[Records from a data source]
-------------------------

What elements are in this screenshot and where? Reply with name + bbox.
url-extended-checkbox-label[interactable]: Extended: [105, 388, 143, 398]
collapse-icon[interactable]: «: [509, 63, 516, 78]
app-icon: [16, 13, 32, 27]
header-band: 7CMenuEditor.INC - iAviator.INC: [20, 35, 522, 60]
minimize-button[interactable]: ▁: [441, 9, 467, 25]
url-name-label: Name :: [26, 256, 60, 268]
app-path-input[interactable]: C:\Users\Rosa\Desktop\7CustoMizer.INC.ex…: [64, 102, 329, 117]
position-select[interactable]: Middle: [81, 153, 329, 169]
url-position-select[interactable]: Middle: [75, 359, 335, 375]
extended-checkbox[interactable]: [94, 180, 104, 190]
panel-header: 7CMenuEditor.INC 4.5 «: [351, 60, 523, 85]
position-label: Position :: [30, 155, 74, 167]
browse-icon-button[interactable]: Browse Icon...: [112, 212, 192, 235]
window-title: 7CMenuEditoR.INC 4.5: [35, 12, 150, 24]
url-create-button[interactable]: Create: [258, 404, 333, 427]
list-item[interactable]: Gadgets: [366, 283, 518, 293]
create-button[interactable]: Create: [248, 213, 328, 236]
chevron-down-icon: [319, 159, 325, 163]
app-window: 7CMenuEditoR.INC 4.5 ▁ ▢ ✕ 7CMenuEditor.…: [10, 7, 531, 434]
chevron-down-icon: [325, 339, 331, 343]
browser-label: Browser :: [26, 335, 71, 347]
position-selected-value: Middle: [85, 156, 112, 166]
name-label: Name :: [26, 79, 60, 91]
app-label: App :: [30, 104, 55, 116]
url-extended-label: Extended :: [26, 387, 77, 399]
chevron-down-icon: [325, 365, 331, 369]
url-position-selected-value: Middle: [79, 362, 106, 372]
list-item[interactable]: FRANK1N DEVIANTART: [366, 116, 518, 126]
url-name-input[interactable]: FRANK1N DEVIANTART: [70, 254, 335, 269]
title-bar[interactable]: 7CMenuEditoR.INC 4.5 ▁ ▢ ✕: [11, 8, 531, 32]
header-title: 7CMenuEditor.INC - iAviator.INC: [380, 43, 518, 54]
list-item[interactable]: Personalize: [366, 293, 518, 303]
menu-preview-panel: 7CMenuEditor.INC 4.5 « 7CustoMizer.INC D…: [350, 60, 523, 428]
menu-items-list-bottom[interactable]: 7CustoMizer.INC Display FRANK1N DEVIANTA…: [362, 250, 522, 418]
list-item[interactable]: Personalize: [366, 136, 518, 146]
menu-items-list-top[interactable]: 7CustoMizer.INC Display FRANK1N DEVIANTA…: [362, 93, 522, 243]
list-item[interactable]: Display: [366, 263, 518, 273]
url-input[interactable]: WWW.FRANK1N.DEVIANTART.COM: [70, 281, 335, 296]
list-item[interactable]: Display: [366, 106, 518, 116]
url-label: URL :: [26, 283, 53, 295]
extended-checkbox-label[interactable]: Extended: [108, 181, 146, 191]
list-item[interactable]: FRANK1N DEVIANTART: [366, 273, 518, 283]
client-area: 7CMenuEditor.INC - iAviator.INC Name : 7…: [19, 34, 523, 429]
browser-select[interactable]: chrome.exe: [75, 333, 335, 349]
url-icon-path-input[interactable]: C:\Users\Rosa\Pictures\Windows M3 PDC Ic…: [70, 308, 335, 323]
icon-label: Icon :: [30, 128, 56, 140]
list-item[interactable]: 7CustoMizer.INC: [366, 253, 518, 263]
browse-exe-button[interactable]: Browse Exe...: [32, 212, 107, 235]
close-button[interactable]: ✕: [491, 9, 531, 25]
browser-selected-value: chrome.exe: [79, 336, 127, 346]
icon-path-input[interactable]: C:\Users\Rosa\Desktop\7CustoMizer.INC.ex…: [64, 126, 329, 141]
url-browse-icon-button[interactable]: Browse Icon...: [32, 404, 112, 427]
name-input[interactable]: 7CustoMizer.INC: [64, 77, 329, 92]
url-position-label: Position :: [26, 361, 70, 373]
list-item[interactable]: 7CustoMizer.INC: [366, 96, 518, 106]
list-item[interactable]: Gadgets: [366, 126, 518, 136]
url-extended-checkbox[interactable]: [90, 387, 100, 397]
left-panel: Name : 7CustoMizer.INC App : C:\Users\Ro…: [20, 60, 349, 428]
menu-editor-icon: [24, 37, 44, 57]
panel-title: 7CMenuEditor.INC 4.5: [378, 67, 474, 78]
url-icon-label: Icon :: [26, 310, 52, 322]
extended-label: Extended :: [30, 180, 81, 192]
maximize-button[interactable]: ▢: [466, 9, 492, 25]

-------------------------

Could you convert every line of the material above into a JSON list of strings, with one string per line and any blank lines omitted?

FINAL RESULT ::
[
  "What elements are in this screenshot and where? Reply with name + bbox.",
  "url-extended-checkbox-label[interactable]: Extended: [105, 388, 143, 398]",
  "collapse-icon[interactable]: «: [509, 63, 516, 78]",
  "app-icon: [16, 13, 32, 27]",
  "header-band: 7CMenuEditor.INC - iAviator.INC: [20, 35, 522, 60]",
  "minimize-button[interactable]: ▁: [441, 9, 467, 25]",
  "url-name-label: Name :: [26, 256, 60, 268]",
  "app-path-input[interactable]: C:\\Users\\Rosa\\Desktop\\7CustoMizer.INC.ex…: [64, 102, 329, 117]",
  "position-select[interactable]: Middle: [81, 153, 329, 169]",
  "url-position-select[interactable]: Middle: [75, 359, 335, 375]",
  "extended-checkbox[interactable]: [94, 180, 104, 190]",
  "panel-header: 7CMenuEditor.INC 4.5 «: [351, 60, 523, 85]",
  "position-label: Position :: [30, 155, 74, 167]",
  "browse-icon-button[interactable]: Browse Icon...: [112, 212, 192, 235]",
  "window-title: 7CMenuEditoR.INC 4.5: [35, 12, 150, 24]",
  "url-create-button[interactable]: Create: [258, 404, 333, 427]",
  "list-item[interactable]: Gadgets: [366, 283, 518, 293]",
  "create-button[interactable]: Create: [248, 213, 328, 236]",
  "chevron-down-icon: [319, 159, 325, 163]",
  "app-window: 7CMenuEditoR.INC 4.5 ▁ ▢ ✕ 7CMenuEditor.…: [10, 7, 531, 434]",
  "chevron-down-icon: [325, 339, 331, 343]",
  "browser-label: Browser :: [26, 335, 71, 347]",
  "position-selected-value: Middle: [85, 156, 112, 166]",
  "name-label: Name :: [26, 79, 60, 91]",
  "app-label: App :: [30, 104, 55, 116]",
  "url-extended-label: Extended :: [26, 387, 77, 399]",
  "chevron-down-icon: [325, 365, 331, 369]",
  "url-position-selected-value: Middle: [79, 362, 106, 372]",
  "list-item[interactable]: FRANK1N DEVIANTART: [366, 116, 518, 126]",
  "url-name-input[interactable]: FRANK1N DEVIANTART: [70, 254, 335, 269]",
  "title-bar[interactable]: 7CMenuEditoR.INC 4.5 ▁ ▢ ✕: [11, 8, 531, 32]",
  "header-title: 7CMenuEditor.INC - iAviator.INC: [380, 43, 518, 54]",
  "list-item[interactable]: Personalize: [366, 293, 518, 303]",
  "menu-preview-panel: 7CMenuEditor.INC 4.5 « 7CustoMizer.INC D…: [350, 60, 523, 428]",
  "menu-items-list-bottom[interactable]: 7CustoMizer.INC Display FRANK1N DEVIANTA…: [362, 250, 522, 418]",
  "list-item[interactable]: Personalize: [366, 136, 518, 146]",
  "menu-items-list-top[interactable]: 7CustoMizer.INC Display FRANK1N DEVIANTA…: [362, 93, 522, 243]",
  "list-item[interactable]: Display: [366, 263, 518, 273]",
  "url-input[interactable]: WWW.FRANK1N.DEVIANTART.COM: [70, 281, 335, 296]",
  "list-item[interactable]: Display: [366, 106, 518, 116]",
  "url-label: URL :: [26, 283, 53, 295]",
  "extended-checkbox-label[interactable]: Extended: [108, 181, 146, 191]",
  "list-item[interactable]: FRANK1N DEVIANTART: [366, 273, 518, 283]",
  "client-area: 7CMenuEditor.INC - iAviator.INC Name : 7…: [19, 34, 523, 429]",
  "browser-select[interactable]: chrome.exe: [75, 333, 335, 349]",
  "url-icon-path-input[interactable]: C:\\Users\\Rosa\\Pictures\\Windows M3 PDC Ic…: [70, 308, 335, 323]",
  "icon-label: Icon :: [30, 128, 56, 140]",
  "list-item[interactable]: 7CustoMizer.INC: [366, 253, 518, 263]",
  "browse-exe-button[interactable]: Browse Exe...: [32, 212, 107, 235]",
  "close-button[interactable]: ✕: [491, 9, 531, 25]",
  "browser-selected-value: chrome.exe: [79, 336, 127, 346]",
  "icon-path-input[interactable]: C:\\Users\\Rosa\\Desktop\\7CustoMizer.INC.ex…: [64, 126, 329, 141]",
  "url-browse-icon-button[interactable]: Browse Icon...: [32, 404, 112, 427]",
  "name-input[interactable]: 7CustoMizer.INC: [64, 77, 329, 92]",
  "url-position-label: Position :: [26, 361, 70, 373]",
  "list-item[interactable]: 7CustoMizer.INC: [366, 96, 518, 106]",
  "list-item[interactable]: Gadgets: [366, 126, 518, 136]",
  "url-extended-checkbox[interactable]: [90, 387, 100, 397]",
  "left-panel: Name : 7CustoMizer.INC App : C:\\Users\\Ro…: [20, 60, 349, 428]",
  "menu-editor-icon: [24, 37, 44, 57]",
  "panel-title: 7CMenuEditor.INC 4.5: [378, 67, 474, 78]",
  "url-icon-label: Icon :: [26, 310, 52, 322]",
  "extended-label: Extended :: [30, 180, 81, 192]",
  "maximize-button[interactable]: ▢: [466, 9, 492, 25]"
]